DATA SUPPLIED.
################
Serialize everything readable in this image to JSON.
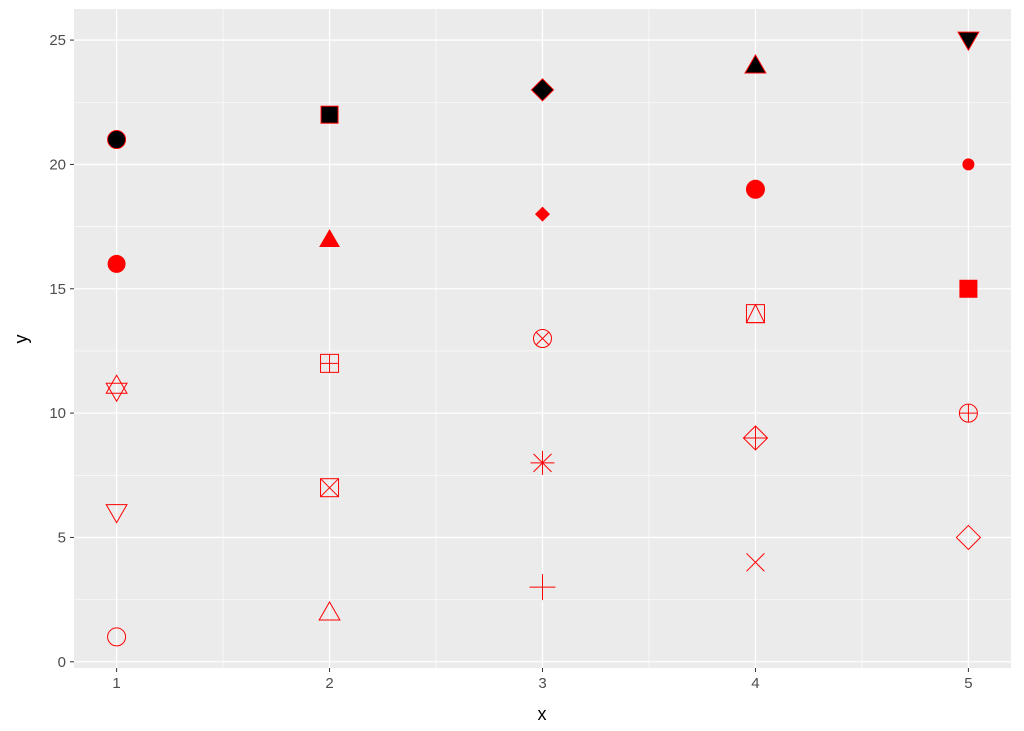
{
  "chart_data": {
    "type": "scatter",
    "title": "",
    "xlabel": "x",
    "ylabel": "y",
    "xlim": [
      0.8,
      5.2
    ],
    "ylim": [
      -0.25,
      26.25
    ],
    "x_ticks": [
      1,
      2,
      3,
      4,
      5
    ],
    "y_ticks": [
      0,
      5,
      10,
      15,
      20,
      25
    ],
    "grid": true,
    "panel_background": "#ebebeb",
    "grid_color": "#ffffff",
    "colour": "#ff0000",
    "fill": "#000000",
    "points": [
      {
        "x": 1,
        "y": 1,
        "shape": 1
      },
      {
        "x": 2,
        "y": 2,
        "shape": 2
      },
      {
        "x": 3,
        "y": 3,
        "shape": 3
      },
      {
        "x": 4,
        "y": 4,
        "shape": 4
      },
      {
        "x": 5,
        "y": 5,
        "shape": 5
      },
      {
        "x": 1,
        "y": 6,
        "shape": 6
      },
      {
        "x": 2,
        "y": 7,
        "shape": 7
      },
      {
        "x": 3,
        "y": 8,
        "shape": 8
      },
      {
        "x": 4,
        "y": 9,
        "shape": 9
      },
      {
        "x": 5,
        "y": 10,
        "shape": 10
      },
      {
        "x": 1,
        "y": 11,
        "shape": 11
      },
      {
        "x": 2,
        "y": 12,
        "shape": 12
      },
      {
        "x": 3,
        "y": 13,
        "shape": 13
      },
      {
        "x": 4,
        "y": 14,
        "shape": 14
      },
      {
        "x": 5,
        "y": 15,
        "shape": 15
      },
      {
        "x": 1,
        "y": 16,
        "shape": 16
      },
      {
        "x": 2,
        "y": 17,
        "shape": 17
      },
      {
        "x": 3,
        "y": 18,
        "shape": 18
      },
      {
        "x": 4,
        "y": 19,
        "shape": 19
      },
      {
        "x": 5,
        "y": 20,
        "shape": 20
      },
      {
        "x": 1,
        "y": 21,
        "shape": 21
      },
      {
        "x": 2,
        "y": 22,
        "shape": 22
      },
      {
        "x": 3,
        "y": 23,
        "shape": 23
      },
      {
        "x": 4,
        "y": 24,
        "shape": 24
      },
      {
        "x": 5,
        "y": 25,
        "shape": 25
      }
    ]
  }
}
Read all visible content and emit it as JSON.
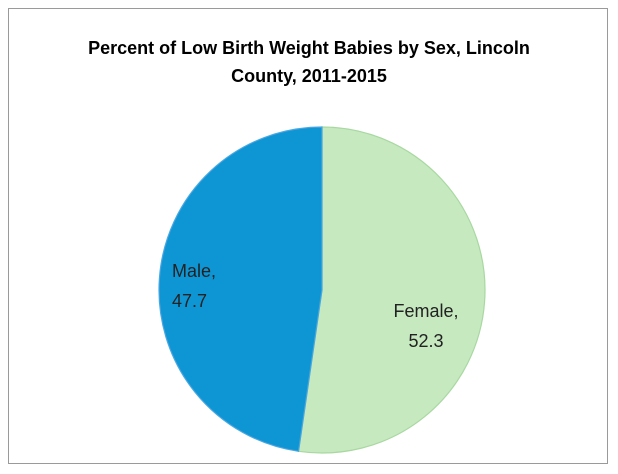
{
  "chart_data": {
    "type": "pie",
    "title": "Percent of Low Birth Weight Babies by Sex, Lincoln County, 2011-2015",
    "values": [
      52.3,
      47.7
    ],
    "value_labels": [
      "Female, 52.3",
      "Male, 47.7"
    ],
    "colors": [
      "#c6e9c0",
      "#0e96d4"
    ]
  }
}
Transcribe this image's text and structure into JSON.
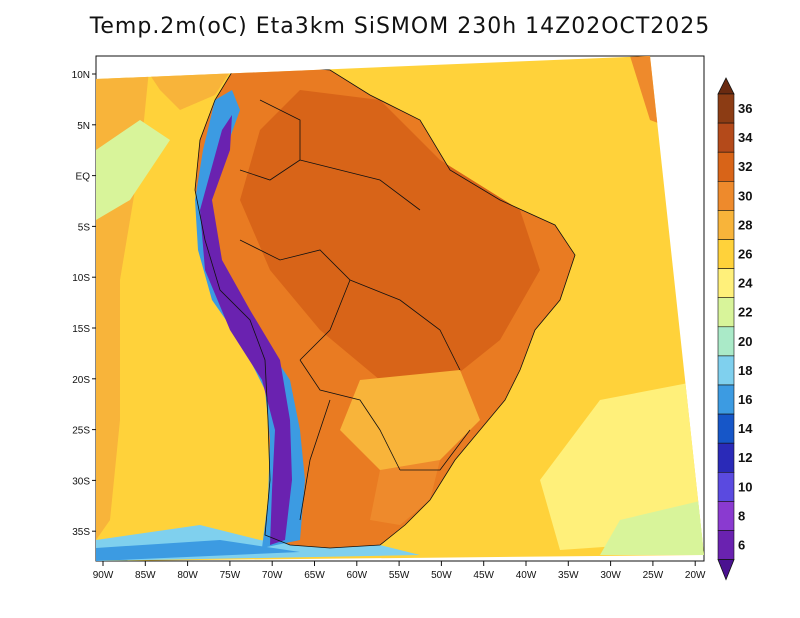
{
  "title": "Temp.2m(oC) Eta3km SiSMOM 230h 14Z02OCT2025",
  "map": {
    "lat_labels": [
      "10N",
      "5N",
      "EQ",
      "5S",
      "10S",
      "15S",
      "20S",
      "25S",
      "30S",
      "35S"
    ],
    "lon_labels": [
      "90W",
      "85W",
      "80W",
      "75W",
      "70W",
      "65W",
      "60W",
      "55W",
      "50W",
      "45W",
      "40W",
      "35W",
      "30W",
      "25W",
      "20W"
    ],
    "colors": {
      "ocean_warm": "#ffd23a",
      "ocean_mild": "#ffe65a",
      "land_hot": "#e97b22",
      "land_hotter": "#d86418",
      "andes_cold": "#6a22b0",
      "coast_cool": "#7fd0ee",
      "border": "#111111"
    }
  },
  "colorbar": {
    "levels": [
      "36",
      "34",
      "32",
      "30",
      "28",
      "26",
      "24",
      "22",
      "20",
      "18",
      "16",
      "14",
      "12",
      "10",
      "8",
      "6"
    ],
    "colors": [
      "#8c3c14",
      "#b44a1a",
      "#d86418",
      "#ee8a2c",
      "#f8b43a",
      "#ffd23a",
      "#fff07a",
      "#d8f49a",
      "#aaeac8",
      "#7fd0ee",
      "#3c9be2",
      "#1656c8",
      "#2a2ab8",
      "#5a4ae0",
      "#8a3ad0",
      "#6a22b0"
    ],
    "top_color": "#6a2a10",
    "bottom_color": "#4a1290"
  }
}
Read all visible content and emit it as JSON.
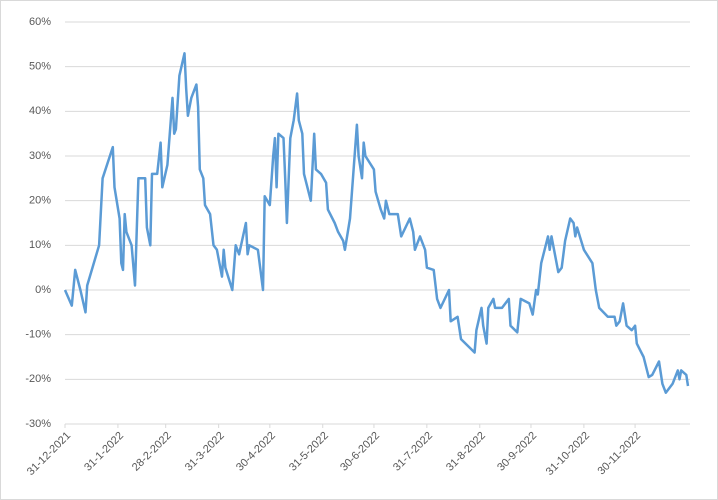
{
  "chart_data": {
    "type": "line",
    "x": [
      "31-12-2021",
      "4-1-2022",
      "6-1-2022",
      "9-1-2022",
      "12-1-2022",
      "13-1-2022",
      "20-1-2022",
      "22-1-2022",
      "28-1-2022",
      "29-1-2022",
      "1-2-2022",
      "2-2-2022",
      "3-2-2022",
      "4-2-2022",
      "5-2-2022",
      "8-2-2022",
      "10-2-2022",
      "12-2-2022",
      "16-2-2022",
      "17-2-2022",
      "19-2-2022",
      "20-2-2022",
      "23-2-2022",
      "25-2-2022",
      "26-2-2022",
      "1-3-2022",
      "4-3-2022",
      "5-3-2022",
      "6-3-2022",
      "8-3-2022",
      "11-3-2022",
      "12-3-2022",
      "13-3-2022",
      "15-3-2022",
      "18-3-2022",
      "19-3-2022",
      "20-3-2022",
      "22-3-2022",
      "23-3-2022",
      "26-3-2022",
      "28-3-2022",
      "30-3-2022",
      "2-4-2022",
      "3-4-2022",
      "4-4-2022",
      "8-4-2022",
      "10-4-2022",
      "12-4-2022",
      "16-4-2022",
      "17-4-2022",
      "18-4-2022",
      "23-4-2022",
      "26-4-2022",
      "27-4-2022",
      "30-4-2022",
      "2-5-2022",
      "3-5-2022",
      "4-5-2022",
      "5-5-2022",
      "8-5-2022",
      "9-5-2022",
      "10-5-2022",
      "12-5-2022",
      "14-5-2022",
      "16-5-2022",
      "17-5-2022",
      "19-5-2022",
      "20-5-2022",
      "24-5-2022",
      "26-5-2022",
      "27-5-2022",
      "30-5-2022",
      "2-6-2022",
      "3-6-2022",
      "7-6-2022",
      "9-6-2022",
      "12-6-2022",
      "13-6-2022",
      "16-6-2022",
      "20-6-2022",
      "21-6-2022",
      "23-6-2022",
      "24-6-2022",
      "25-6-2022",
      "30-6-2022",
      "1-7-2022",
      "4-7-2022",
      "6-7-2022",
      "7-7-2022",
      "9-7-2022",
      "14-7-2022",
      "16-7-2022",
      "21-7-2022",
      "23-7-2022",
      "24-7-2022",
      "27-7-2022",
      "30-7-2022",
      "31-7-2022",
      "4-8-2022",
      "6-8-2022",
      "8-8-2022",
      "13-8-2022",
      "14-8-2022",
      "18-8-2022",
      "20-8-2022",
      "28-8-2022",
      "29-8-2022",
      "1-9-2022",
      "2-9-2022",
      "4-9-2022",
      "5-9-2022",
      "8-9-2022",
      "9-9-2022",
      "13-9-2022",
      "17-9-2022",
      "18-9-2022",
      "22-9-2022",
      "24-9-2022",
      "29-9-2022",
      "1-10-2022",
      "3-10-2022",
      "4-10-2022",
      "6-10-2022",
      "10-10-2022",
      "11-10-2022",
      "12-10-2022",
      "16-10-2022",
      "18-10-2022",
      "20-10-2022",
      "23-10-2022",
      "25-10-2022",
      "26-10-2022",
      "27-10-2022",
      "31-10-2022",
      "5-11-2022",
      "7-11-2022",
      "9-11-2022",
      "14-11-2022",
      "18-11-2022",
      "19-11-2022",
      "21-11-2022",
      "23-11-2022",
      "25-11-2022",
      "28-11-2022",
      "30-11-2022",
      "1-12-2022",
      "5-12-2022",
      "8-12-2022",
      "10-12-2022",
      "14-12-2022",
      "16-12-2022",
      "18-12-2022",
      "22-12-2022",
      "25-12-2022",
      "26-12-2022",
      "27-12-2022",
      "30-12-2022",
      "31-12-2022"
    ],
    "series": [
      {
        "color": "#5b9bd5",
        "values": [
          0,
          -3.5,
          4.5,
          0,
          -5,
          1,
          10,
          25,
          32,
          23,
          16,
          6,
          4.5,
          17,
          13,
          10,
          1,
          25,
          25,
          14,
          10,
          26,
          26,
          33,
          23,
          28,
          43,
          35,
          36,
          48,
          53,
          45,
          39,
          43,
          46,
          41,
          27,
          25,
          19,
          17,
          10,
          9,
          3,
          9,
          5,
          0,
          10,
          8,
          15,
          8,
          10,
          9,
          0,
          21,
          19,
          30,
          34,
          23,
          35,
          34,
          25,
          15,
          34,
          38,
          44,
          38,
          35,
          26,
          20,
          35,
          27,
          26,
          24,
          18,
          15,
          13,
          11,
          9,
          16,
          37,
          30,
          25,
          33,
          30,
          27,
          22,
          18,
          16,
          20,
          17,
          17,
          12,
          16,
          13,
          9,
          12,
          9,
          5,
          4.5,
          -2,
          -4,
          0,
          -7,
          -6,
          -11,
          -14,
          -9,
          -4,
          -8,
          -12,
          -4,
          -2,
          -4,
          -4,
          -2,
          -8,
          -9.5,
          -2,
          -3,
          -5.5,
          0,
          -1,
          6,
          12,
          9,
          12,
          4,
          5,
          11,
          16,
          15,
          12,
          14,
          9,
          6,
          0,
          -4,
          -6,
          -6,
          -8,
          -7,
          -3,
          -8,
          -9,
          -8,
          -12,
          -15,
          -19.5,
          -19,
          -16,
          -21,
          -23,
          -21,
          -18,
          -20,
          -18,
          -19,
          -21.5
        ]
      }
    ],
    "xlim": [
      "31-12-2021",
      "31-12-2022"
    ],
    "xticks": [
      "31-12-2021",
      "31-1-2022",
      "28-2-2022",
      "31-3-2022",
      "30-4-2022",
      "31-5-2022",
      "30-6-2022",
      "31-7-2022",
      "31-8-2022",
      "30-9-2022",
      "31-10-2022",
      "30-11-2022"
    ],
    "ylim": [
      -30,
      60
    ],
    "yticks": [
      {
        "value": -30,
        "label": "-30%"
      },
      {
        "value": -20,
        "label": "-20%"
      },
      {
        "value": -10,
        "label": "-10%"
      },
      {
        "value": 0,
        "label": "0%"
      },
      {
        "value": 10,
        "label": "10%"
      },
      {
        "value": 20,
        "label": "20%"
      },
      {
        "value": 30,
        "label": "30%"
      },
      {
        "value": 40,
        "label": "40%"
      },
      {
        "value": 50,
        "label": "50%"
      },
      {
        "value": 60,
        "label": "60%"
      }
    ],
    "grid": true
  }
}
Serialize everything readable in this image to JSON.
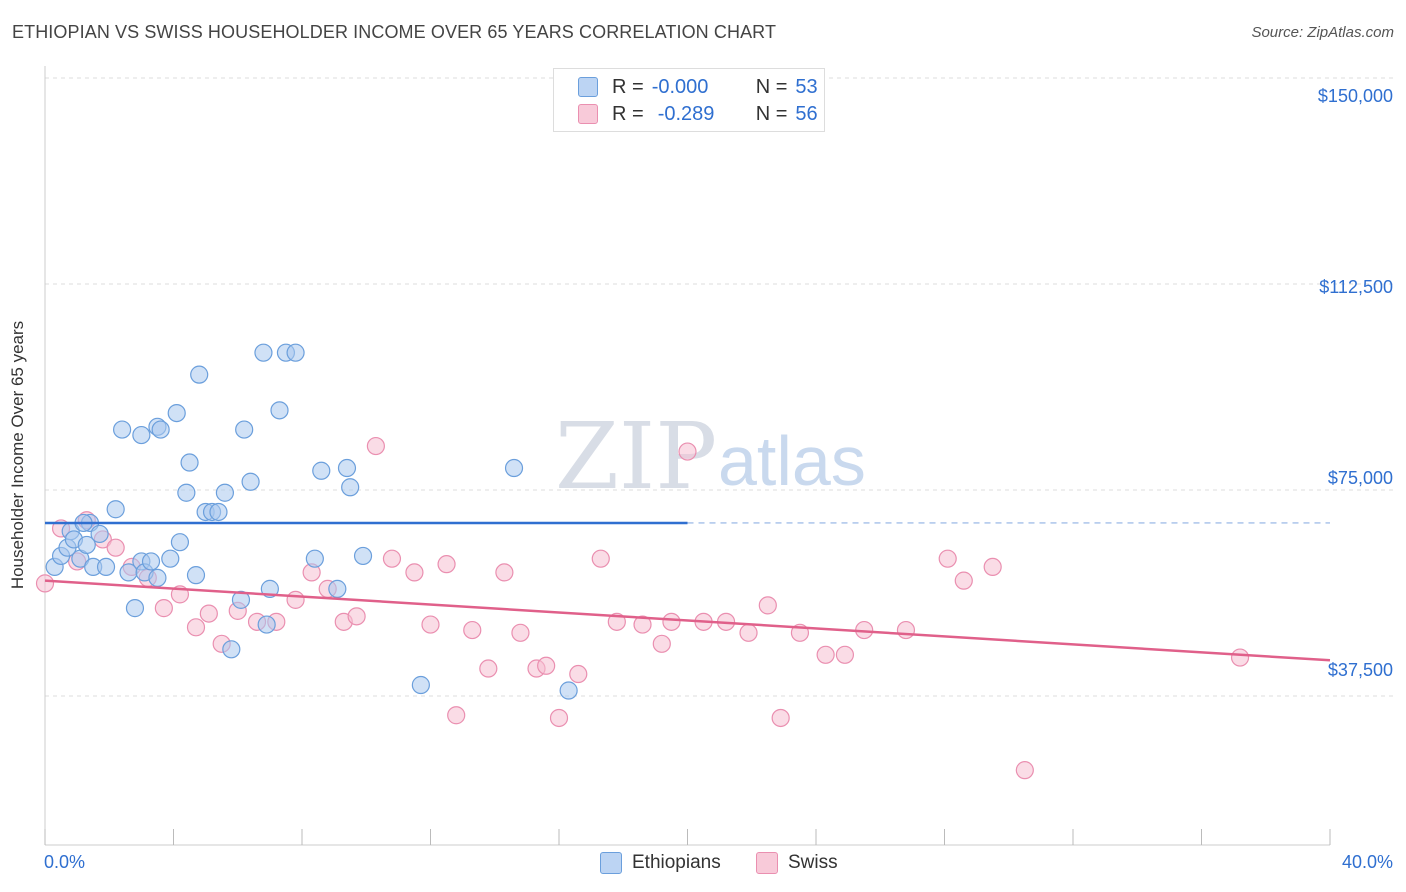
################
WHAT THE EXERCISE ASKS.
Copy all lines of the listing above that contain the string "title".

WRITTEN SOLUTION.
    "title": "",
    "title": "Percent of Low Birth Weight Babies by Sex, Lincoln County, 2011-2015",
  "title": "Temp.2m(oC) Eta3km SiSMOM 230h 14Z02OCT2025",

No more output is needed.